■ **Stated exercise 1**
Copy the records word for word, from their first line through the line containing "keyboard-icon [68,389,86,403]", including both of those lines.

■ **Excerpt to read**
Chess pie is commonly considered a southern dessert, but the name has dubious origins. Some say it’s a variation of cheese (“chess”) curd pie – even though it doesn’t have any cheese curds. Others sources claim the name comes from the fact that it can be stored in a chest, rather than a refrigerator. (Which we don’t recommend.) In fact, chess pie is really just a regional form of a custard pie, with the main difference of an added few tablespoons of flour or cornmeal to the filling.
Our Beekman 1802 chess pie is flavored with orange zest and cranberries, and uses browned butter in the custard for a toastier flavor. When baked in our walnut crust, this pie might just rival apple pie for autumn perfection.
Orange Cranberry Chess Pie with Walnut Crust.
Ingredients for Crust
1.25 cup flour (plus additional 1/4 cup for rolling.)

■ **Layout records**

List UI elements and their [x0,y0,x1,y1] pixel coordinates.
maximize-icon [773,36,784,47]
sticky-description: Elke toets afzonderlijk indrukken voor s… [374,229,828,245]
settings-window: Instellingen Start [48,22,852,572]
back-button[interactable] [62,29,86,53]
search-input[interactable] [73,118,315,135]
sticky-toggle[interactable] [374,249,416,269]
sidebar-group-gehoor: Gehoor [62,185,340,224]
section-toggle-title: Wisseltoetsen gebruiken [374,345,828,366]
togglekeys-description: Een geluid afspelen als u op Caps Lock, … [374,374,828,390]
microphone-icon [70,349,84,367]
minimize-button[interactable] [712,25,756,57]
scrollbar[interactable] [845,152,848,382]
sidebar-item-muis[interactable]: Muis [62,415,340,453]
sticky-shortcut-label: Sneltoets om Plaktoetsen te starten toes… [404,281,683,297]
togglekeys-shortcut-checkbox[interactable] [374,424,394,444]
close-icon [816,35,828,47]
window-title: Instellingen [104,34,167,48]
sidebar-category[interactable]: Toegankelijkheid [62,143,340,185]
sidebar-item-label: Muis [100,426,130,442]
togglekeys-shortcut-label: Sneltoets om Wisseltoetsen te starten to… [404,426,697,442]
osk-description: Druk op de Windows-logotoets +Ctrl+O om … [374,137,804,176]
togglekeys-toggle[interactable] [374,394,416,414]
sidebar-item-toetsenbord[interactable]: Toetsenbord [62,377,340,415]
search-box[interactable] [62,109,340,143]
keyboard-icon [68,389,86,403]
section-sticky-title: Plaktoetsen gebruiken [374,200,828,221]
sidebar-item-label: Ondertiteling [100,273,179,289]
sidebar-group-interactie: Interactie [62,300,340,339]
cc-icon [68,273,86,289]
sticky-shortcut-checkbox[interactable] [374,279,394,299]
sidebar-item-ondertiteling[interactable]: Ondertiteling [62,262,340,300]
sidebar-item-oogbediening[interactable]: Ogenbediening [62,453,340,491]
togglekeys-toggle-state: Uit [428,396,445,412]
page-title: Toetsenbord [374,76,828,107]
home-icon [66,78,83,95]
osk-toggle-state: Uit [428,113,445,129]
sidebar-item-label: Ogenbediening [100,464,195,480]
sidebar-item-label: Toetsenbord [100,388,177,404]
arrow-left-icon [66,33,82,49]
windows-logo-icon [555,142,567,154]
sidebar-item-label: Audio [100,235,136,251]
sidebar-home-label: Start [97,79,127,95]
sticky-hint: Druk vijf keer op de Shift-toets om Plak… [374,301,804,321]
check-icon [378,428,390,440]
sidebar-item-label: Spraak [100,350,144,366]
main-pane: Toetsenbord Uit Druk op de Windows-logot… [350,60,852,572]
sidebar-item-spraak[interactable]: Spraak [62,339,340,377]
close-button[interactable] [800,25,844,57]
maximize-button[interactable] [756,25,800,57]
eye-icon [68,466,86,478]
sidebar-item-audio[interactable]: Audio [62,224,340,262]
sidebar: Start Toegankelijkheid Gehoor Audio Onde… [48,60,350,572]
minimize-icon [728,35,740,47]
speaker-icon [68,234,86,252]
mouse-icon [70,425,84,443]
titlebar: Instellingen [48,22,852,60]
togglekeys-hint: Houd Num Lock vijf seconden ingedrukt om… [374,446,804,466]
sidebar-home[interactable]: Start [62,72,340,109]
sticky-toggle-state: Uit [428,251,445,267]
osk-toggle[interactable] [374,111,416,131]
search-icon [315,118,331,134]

■ **Stated exercise 2**
Summarize the piece on chess pie in two sentences.

■ **Finished answer 1**
List UI elements and their [x0,y0,x1,y1] pixel coordinates.
maximize-icon [773,36,784,47]
sticky-description: Elke toets afzonderlijk indrukken voor s… [374,229,828,245]
settings-window: Instellingen Start [48,22,852,572]
back-button[interactable] [62,29,86,53]
search-input[interactable] [73,118,315,135]
sticky-toggle[interactable] [374,249,416,269]
sidebar-group-gehoor: Gehoor [62,185,340,224]
section-toggle-title: Wisseltoetsen gebruiken [374,345,828,366]
togglekeys-description: Een geluid afspelen als u op Caps Lock, … [374,374,828,390]
microphone-icon [70,349,84,367]
minimize-button[interactable] [712,25,756,57]
scrollbar[interactable] [845,152,848,382]
sidebar-item-muis[interactable]: Muis [62,415,340,453]
sticky-shortcut-label: Sneltoets om Plaktoetsen te starten toes… [404,281,683,297]
togglekeys-shortcut-checkbox[interactable] [374,424,394,444]
close-icon [816,35,828,47]
window-title: Instellingen [104,34,167,48]
sidebar-category[interactable]: Toegankelijkheid [62,143,340,185]
sidebar-item-label: Muis [100,426,130,442]
togglekeys-shortcut-label: Sneltoets om Wisseltoetsen te starten to… [404,426,697,442]
osk-description: Druk op de Windows-logotoets +Ctrl+O om … [374,137,804,176]
togglekeys-toggle[interactable] [374,394,416,414]
sidebar-item-toetsenbord[interactable]: Toetsenbord [62,377,340,415]
search-box[interactable] [62,109,340,143]
keyboard-icon [68,389,86,403]

■ **Finished answer 2**
Chess pie is commonly considered a southern dessert with a name of dubious origin, but it is really a regional form of custard pie with a few tablespoons of flour or cornmeal added to the filling. The Beekman 1802 version is flavored with orange zest and cranberries, uses browned butter in the custard for a toastier flavor, and is baked in a walnut crust.